**INSTRUCTION:** Pull each line holding the word "couldn" from the data.

**EXERCISE MATERIAL:**
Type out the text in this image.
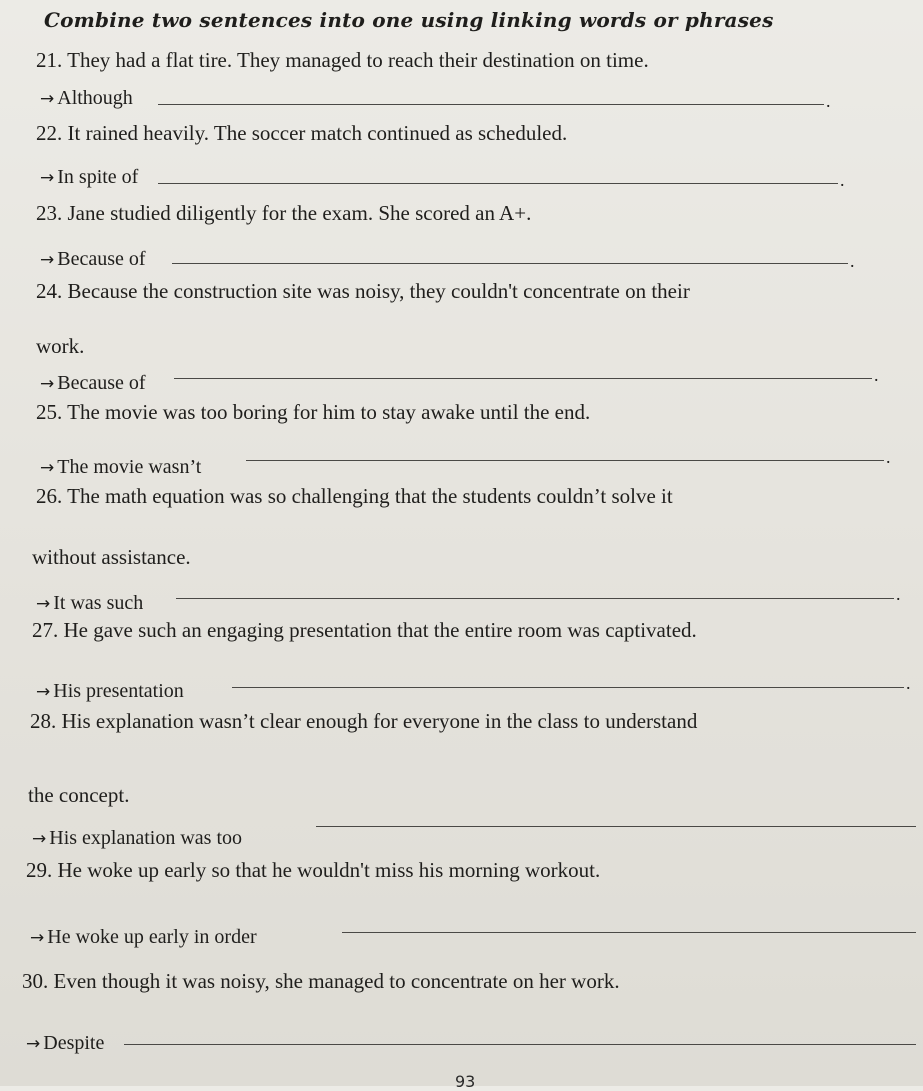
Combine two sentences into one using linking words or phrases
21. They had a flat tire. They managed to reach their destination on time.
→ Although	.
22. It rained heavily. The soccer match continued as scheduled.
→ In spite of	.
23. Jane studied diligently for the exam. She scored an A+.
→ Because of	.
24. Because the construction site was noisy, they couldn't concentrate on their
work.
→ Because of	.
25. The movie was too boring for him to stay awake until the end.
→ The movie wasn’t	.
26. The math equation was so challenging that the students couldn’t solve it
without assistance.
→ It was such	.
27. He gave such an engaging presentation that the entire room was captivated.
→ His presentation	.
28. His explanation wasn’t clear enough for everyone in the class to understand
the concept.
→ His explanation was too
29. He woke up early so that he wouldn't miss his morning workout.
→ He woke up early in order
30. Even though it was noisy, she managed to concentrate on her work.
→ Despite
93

* * *

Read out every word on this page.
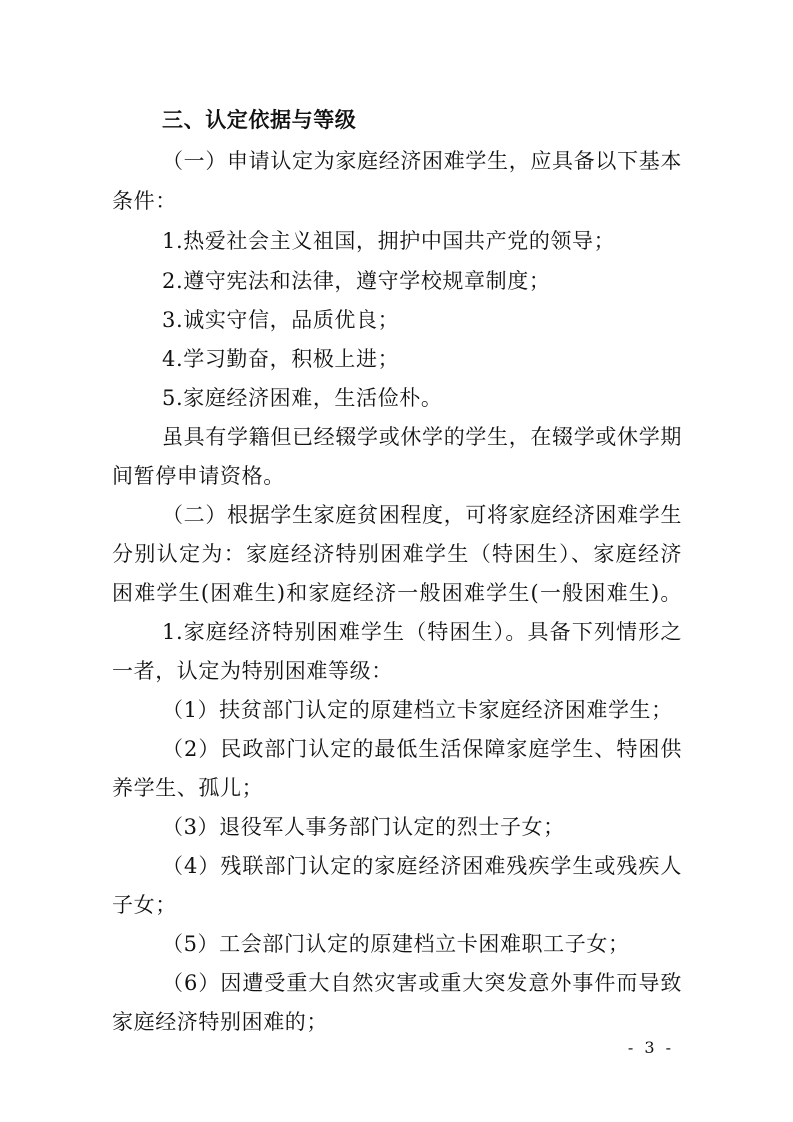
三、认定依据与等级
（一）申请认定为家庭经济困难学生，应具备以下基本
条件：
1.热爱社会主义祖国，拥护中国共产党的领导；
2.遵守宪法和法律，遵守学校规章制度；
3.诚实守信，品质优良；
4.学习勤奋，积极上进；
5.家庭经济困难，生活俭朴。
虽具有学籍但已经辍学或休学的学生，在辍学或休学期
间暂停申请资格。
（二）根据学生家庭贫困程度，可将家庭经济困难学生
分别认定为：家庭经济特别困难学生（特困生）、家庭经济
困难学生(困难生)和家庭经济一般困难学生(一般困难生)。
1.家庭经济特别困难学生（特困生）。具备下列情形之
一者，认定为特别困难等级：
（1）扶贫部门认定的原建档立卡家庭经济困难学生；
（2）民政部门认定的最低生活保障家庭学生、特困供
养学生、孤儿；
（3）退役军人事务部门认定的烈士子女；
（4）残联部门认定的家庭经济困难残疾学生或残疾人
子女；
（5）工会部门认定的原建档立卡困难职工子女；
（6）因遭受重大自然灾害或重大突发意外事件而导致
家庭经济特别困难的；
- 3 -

**TASK ANSWER:**
24. Because the construction site was noisy, they couldn't concentrate on their
26. The math equation was so challenging that the students couldn’t solve it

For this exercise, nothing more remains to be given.